# [INSTRUCTION]
Give the total number of lines with the word "Administrative" in them, and no other words.

[Collection entries]
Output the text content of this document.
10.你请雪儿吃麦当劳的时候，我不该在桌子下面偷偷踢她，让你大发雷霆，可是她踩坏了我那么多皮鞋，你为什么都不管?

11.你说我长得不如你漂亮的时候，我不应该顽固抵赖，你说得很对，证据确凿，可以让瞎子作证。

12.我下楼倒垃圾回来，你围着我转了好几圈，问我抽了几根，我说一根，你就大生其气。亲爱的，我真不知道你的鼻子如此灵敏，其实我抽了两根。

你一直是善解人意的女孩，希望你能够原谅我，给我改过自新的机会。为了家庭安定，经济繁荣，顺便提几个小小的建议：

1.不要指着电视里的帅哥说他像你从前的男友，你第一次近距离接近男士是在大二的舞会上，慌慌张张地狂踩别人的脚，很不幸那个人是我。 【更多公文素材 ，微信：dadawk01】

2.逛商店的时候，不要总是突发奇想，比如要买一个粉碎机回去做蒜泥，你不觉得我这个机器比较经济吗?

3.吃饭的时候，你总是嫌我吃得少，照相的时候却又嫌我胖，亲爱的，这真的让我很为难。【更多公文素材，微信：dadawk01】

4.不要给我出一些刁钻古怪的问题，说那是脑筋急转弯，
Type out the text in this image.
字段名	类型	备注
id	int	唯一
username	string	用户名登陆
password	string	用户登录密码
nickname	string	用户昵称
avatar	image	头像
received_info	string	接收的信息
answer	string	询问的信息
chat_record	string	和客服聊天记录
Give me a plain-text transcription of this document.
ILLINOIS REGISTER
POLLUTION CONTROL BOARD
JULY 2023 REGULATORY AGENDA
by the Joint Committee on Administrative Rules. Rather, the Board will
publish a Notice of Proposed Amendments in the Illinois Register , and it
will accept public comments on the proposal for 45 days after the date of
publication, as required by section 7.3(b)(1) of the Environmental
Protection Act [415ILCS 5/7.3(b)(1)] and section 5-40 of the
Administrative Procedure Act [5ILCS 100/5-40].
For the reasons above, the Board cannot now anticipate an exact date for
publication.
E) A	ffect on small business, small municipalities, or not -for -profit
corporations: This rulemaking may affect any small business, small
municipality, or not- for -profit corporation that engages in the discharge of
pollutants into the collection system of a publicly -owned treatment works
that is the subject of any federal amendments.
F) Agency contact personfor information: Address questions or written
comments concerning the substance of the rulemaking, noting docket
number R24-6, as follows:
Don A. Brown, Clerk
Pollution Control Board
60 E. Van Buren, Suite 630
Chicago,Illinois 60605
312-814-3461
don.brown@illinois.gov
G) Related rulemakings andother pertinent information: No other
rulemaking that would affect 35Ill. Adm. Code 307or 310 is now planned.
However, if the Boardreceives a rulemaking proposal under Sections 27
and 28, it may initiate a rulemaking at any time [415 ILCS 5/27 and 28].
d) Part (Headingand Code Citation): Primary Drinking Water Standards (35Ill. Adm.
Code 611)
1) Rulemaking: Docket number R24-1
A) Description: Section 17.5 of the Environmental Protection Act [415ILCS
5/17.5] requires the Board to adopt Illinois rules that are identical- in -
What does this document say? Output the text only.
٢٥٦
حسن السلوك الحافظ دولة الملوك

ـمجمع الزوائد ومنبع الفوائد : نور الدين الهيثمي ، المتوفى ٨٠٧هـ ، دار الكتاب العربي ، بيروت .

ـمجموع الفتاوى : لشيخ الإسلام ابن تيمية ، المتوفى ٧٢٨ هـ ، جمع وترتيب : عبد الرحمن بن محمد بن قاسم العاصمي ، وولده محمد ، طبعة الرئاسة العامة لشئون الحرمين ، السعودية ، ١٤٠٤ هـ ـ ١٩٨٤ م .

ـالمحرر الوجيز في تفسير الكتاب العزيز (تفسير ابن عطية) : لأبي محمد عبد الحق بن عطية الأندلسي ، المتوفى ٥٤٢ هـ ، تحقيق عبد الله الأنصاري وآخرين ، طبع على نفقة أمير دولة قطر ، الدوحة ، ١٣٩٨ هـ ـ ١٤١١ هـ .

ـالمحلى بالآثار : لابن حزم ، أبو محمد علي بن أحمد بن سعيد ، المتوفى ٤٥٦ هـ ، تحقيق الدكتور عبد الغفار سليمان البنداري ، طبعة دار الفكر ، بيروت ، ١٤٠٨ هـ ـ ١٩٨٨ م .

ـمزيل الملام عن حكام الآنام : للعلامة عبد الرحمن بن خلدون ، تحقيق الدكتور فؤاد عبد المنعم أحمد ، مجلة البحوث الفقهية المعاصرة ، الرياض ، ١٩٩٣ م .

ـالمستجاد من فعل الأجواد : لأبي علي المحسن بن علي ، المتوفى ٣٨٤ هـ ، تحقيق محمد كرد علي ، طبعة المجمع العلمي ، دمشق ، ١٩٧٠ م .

# [EXPECTED OUTPUT]
2